┌────────
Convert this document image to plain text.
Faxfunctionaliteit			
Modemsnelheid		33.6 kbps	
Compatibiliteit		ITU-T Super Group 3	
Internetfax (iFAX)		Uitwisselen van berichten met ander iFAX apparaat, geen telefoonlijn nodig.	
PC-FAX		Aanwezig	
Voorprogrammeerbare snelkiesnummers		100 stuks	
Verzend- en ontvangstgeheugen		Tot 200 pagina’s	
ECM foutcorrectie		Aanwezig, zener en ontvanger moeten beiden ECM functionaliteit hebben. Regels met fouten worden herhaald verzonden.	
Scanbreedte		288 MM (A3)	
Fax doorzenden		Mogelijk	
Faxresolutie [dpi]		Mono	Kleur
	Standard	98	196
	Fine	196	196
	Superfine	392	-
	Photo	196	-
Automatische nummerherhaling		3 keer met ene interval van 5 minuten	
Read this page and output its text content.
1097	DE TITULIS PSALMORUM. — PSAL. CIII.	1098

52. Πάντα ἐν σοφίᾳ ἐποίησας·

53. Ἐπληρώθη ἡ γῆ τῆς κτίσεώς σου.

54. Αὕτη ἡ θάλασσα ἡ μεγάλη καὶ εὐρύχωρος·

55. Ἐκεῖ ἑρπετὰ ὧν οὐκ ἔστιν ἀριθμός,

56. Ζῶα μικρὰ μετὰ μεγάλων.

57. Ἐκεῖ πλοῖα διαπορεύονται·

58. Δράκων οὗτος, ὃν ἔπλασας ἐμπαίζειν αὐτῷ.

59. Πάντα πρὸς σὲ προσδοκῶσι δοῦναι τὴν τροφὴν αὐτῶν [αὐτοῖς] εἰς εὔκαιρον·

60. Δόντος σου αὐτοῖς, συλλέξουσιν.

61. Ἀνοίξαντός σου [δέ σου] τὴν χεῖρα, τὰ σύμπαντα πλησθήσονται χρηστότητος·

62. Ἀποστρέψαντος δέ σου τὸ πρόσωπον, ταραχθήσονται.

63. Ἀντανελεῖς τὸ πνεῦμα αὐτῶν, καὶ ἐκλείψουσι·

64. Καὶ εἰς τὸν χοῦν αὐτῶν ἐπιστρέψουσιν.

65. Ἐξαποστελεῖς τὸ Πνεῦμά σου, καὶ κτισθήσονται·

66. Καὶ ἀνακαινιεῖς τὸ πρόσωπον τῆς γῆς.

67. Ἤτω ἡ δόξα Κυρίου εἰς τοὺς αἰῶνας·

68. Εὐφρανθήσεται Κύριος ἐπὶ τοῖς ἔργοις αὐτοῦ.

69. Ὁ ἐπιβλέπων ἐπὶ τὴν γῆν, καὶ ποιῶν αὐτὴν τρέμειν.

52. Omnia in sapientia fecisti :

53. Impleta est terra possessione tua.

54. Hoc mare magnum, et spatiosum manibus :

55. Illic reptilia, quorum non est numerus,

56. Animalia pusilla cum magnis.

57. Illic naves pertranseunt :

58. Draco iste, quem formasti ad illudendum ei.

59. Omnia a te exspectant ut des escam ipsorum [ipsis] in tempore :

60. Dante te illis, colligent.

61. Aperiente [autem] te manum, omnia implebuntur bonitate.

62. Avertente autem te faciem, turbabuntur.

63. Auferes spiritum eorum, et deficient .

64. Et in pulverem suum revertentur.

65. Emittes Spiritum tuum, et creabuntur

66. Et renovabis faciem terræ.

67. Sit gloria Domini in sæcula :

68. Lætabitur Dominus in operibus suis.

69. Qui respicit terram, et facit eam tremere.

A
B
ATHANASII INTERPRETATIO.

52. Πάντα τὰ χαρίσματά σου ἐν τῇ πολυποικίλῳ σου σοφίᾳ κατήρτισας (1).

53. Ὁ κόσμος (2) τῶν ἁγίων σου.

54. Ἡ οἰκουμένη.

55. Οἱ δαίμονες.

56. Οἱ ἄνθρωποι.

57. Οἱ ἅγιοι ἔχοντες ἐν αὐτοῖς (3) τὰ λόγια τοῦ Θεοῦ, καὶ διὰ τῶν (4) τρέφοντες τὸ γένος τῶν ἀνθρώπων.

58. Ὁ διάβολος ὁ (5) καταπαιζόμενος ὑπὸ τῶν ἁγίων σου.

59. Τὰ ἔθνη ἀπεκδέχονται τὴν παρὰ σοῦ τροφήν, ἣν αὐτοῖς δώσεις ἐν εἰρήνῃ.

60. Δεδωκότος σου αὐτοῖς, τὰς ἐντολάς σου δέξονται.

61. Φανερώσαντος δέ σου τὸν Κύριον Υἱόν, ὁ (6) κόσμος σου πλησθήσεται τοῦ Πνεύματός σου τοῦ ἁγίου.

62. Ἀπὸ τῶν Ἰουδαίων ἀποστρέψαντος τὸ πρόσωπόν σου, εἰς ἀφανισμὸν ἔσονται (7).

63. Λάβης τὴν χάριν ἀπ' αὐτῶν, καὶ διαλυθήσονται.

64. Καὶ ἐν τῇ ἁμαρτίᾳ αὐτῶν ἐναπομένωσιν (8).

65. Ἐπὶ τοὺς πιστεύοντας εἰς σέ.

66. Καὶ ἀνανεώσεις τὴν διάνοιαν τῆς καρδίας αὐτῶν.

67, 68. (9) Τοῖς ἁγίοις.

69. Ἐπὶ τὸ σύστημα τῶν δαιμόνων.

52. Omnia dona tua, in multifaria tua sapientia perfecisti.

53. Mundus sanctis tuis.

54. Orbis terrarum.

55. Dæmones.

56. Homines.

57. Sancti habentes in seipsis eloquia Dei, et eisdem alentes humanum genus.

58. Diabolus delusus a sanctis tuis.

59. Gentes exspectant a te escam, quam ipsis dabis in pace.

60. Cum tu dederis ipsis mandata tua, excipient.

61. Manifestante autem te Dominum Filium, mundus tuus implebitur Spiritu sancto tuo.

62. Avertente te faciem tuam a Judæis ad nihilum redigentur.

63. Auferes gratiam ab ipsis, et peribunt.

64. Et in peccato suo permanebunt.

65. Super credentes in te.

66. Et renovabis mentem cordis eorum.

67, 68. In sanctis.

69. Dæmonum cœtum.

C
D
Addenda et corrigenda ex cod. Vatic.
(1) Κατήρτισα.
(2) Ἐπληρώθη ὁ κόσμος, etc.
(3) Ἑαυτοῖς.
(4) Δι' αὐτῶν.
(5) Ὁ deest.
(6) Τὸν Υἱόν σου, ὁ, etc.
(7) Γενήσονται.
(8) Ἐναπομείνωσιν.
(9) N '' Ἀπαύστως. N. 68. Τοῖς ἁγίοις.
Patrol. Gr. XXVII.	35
└────────
Exercise brief | Exactly reproduce the material above.

Exercise result |
Convert this document image to plain text.
Faxfunctionaliteit			
Modemsnelheid		33.6 kbps	
Compatibiliteit		ITU-T Super Group 3	
Internetfax (iFAX)		Uitwisselen van berichten met ander iFAX apparaat, geen telefoonlijn nodig.	
PC-FAX		Aanwezig	
Voorprogrammeerbare snelkiesnummers		100 stuks	
Verzend- en ontvangstgeheugen		Tot 200 pagina’s	
ECM foutcorrectie		Aanwezig, zener en ontvanger moeten beiden ECM functionaliteit hebben. Regels met fouten worden herhaald verzonden.	
Scanbreedte		288 MM (A3)	
Fax doorzenden		Mogelijk	
Faxresolutie [dpi]		Mono	Kleur
	Standard	98	196
	Fine	196	196
	Superfine	392	-
	Photo	196	-
Automatische nummerherhaling		3 keer met ene interval van 5 minuten	
Read this page and output its text content.
1097	DE TITULIS PSALMORUM. — PSAL. CIII.	1098

52. Πάντα ἐν σοφίᾳ ἐποίησας·

53. Ἐπληρώθη ἡ γῆ τῆς κτίσεώς σου.

54. Αὕτη ἡ θάλασσα ἡ μεγάλη καὶ εὐρύχωρος·

55. Ἐκεῖ ἑρπετὰ ὧν οὐκ ἔστιν ἀριθμός,

56. Ζῶα μικρὰ μετὰ μεγάλων.

57. Ἐκεῖ πλοῖα διαπορεύονται·

58. Δράκων οὗτος, ὃν ἔπλασας ἐμπαίζειν αὐτῷ.

59. Πάντα πρὸς σὲ προσδοκῶσι δοῦναι τὴν τροφὴν αὐτῶν [αὐτοῖς] εἰς εὔκαιρον·

60. Δόντος σου αὐτοῖς, συλλέξουσιν.

61. Ἀνοίξαντός σου [δέ σου] τὴν χεῖρα, τὰ σύμπαντα πλησθήσονται χρηστότητος·

62. Ἀποστρέψαντος δέ σου τὸ πρόσωπον, ταραχθήσονται.

63. Ἀντανελεῖς τὸ πνεῦμα αὐτῶν, καὶ ἐκλείψουσι·

64. Καὶ εἰς τὸν χοῦν αὐτῶν ἐπιστρέψουσιν.

65. Ἐξαποστελεῖς τὸ Πνεῦμά σου, καὶ κτισθήσονται·

66. Καὶ ἀνακαινιεῖς τὸ πρόσωπον τῆς γῆς.

67. Ἤτω ἡ δόξα Κυρίου εἰς τοὺς αἰῶνας·

68. Εὐφρανθήσεται Κύριος ἐπὶ τοῖς ἔργοις αὐτοῦ.

69. Ὁ ἐπιβλέπων ἐπὶ τὴν γῆν, καὶ ποιῶν αὐτὴν τρέμειν.

52. Omnia in sapientia fecisti :

53. Impleta est terra possessione tua.

54. Hoc mare magnum, et spatiosum manibus :

55. Illic reptilia, quorum non est numerus,

56. Animalia pusilla cum magnis.

57. Illic naves pertranseunt :

58. Draco iste, quem formasti ad illudendum ei.

59. Omnia a te exspectant ut des escam ipsorum [ipsis] in tempore :

60. Dante te illis, colligent.

61. Aperiente [autem] te manum, omnia implebuntur bonitate.

62. Avertente autem te faciem, turbabuntur.

63. Auferes spiritum eorum, et deficient .

64. Et in pulverem suum revertentur.

65. Emittes Spiritum tuum, et creabuntur

66. Et renovabis faciem terræ.

67. Sit gloria Domini in sæcula :

68. Lætabitur Dominus in operibus suis.

69. Qui respicit terram, et facit eam tremere.

A
B
ATHANASII INTERPRETATIO.

52. Πάντα τὰ χαρίσματά σου ἐν τῇ πολυποικίλῳ σου σοφίᾳ κατήρτισας (1).

53. Ὁ κόσμος (2) τῶν ἁγίων σου.

54. Ἡ οἰκουμένη.

55. Οἱ δαίμονες.

56. Οἱ ἄνθρωποι.

57. Οἱ ἅγιοι ἔχοντες ἐν αὐτοῖς (3) τὰ λόγια τοῦ Θεοῦ, καὶ διὰ τῶν (4) τρέφοντες τὸ γένος τῶν ἀνθρώπων.

58. Ὁ διάβολος ὁ (5) καταπαιζόμενος ὑπὸ τῶν ἁγίων σου.

59. Τὰ ἔθνη ἀπεκδέχονται τὴν παρὰ σοῦ τροφήν, ἣν αὐτοῖς δώσεις ἐν εἰρήνῃ.

60. Δεδωκότος σου αὐτοῖς, τὰς ἐντολάς σου δέξονται.

61. Φανερώσαντος δέ σου τὸν Κύριον Υἱόν, ὁ (6) κόσμος σου πλησθήσεται τοῦ Πνεύματός σου τοῦ ἁγίου.

62. Ἀπὸ τῶν Ἰουδαίων ἀποστρέψαντος τὸ πρόσωπόν σου, εἰς ἀφανισμὸν ἔσονται (7).

63. Λάβης τὴν χάριν ἀπ' αὐτῶν, καὶ διαλυθήσονται.

64. Καὶ ἐν τῇ ἁμαρτίᾳ αὐτῶν ἐναπομένωσιν (8).

65. Ἐπὶ τοὺς πιστεύοντας εἰς σέ.

66. Καὶ ἀνανεώσεις τὴν διάνοιαν τῆς καρδίας αὐτῶν.

67, 68. (9) Τοῖς ἁγίοις.

69. Ἐπὶ τὸ σύστημα τῶν δαιμόνων.

52. Omnia dona tua, in multifaria tua sapientia perfecisti.

53. Mundus sanctis tuis.

54. Orbis terrarum.

55. Dæmones.

56. Homines.

57. Sancti habentes in seipsis eloquia Dei, et eisdem alentes humanum genus.

58. Diabolus delusus a sanctis tuis.

59. Gentes exspectant a te escam, quam ipsis dabis in pace.

60. Cum tu dederis ipsis mandata tua, excipient.

61. Manifestante autem te Dominum Filium, mundus tuus implebitur Spiritu sancto tuo.

62. Avertente te faciem tuam a Judæis ad nihilum redigentur.

63. Auferes gratiam ab ipsis, et peribunt.

64. Et in peccato suo permanebunt.

65. Super credentes in te.

66. Et renovabis mentem cordis eorum.

67, 68. In sanctis.

69. Dæmonum cœtum.

C
D
Addenda et corrigenda ex cod. Vatic.
(1) Κατήρτισα.
(2) Ἐπληρώθη ὁ κόσμος, etc.
(3) Ἑαυτοῖς.
(4) Δι' αὐτῶν.
(5) Ὁ deest.
(6) Τὸν Υἱόν σου, ὁ, etc.
(7) Γενήσονται.
(8) Ἐναπομείνωσιν.
(9) N '' Ἀπαύστως. N. 68. Τοῖς ἁγίοις.
Patrol. Gr. XXVII.	35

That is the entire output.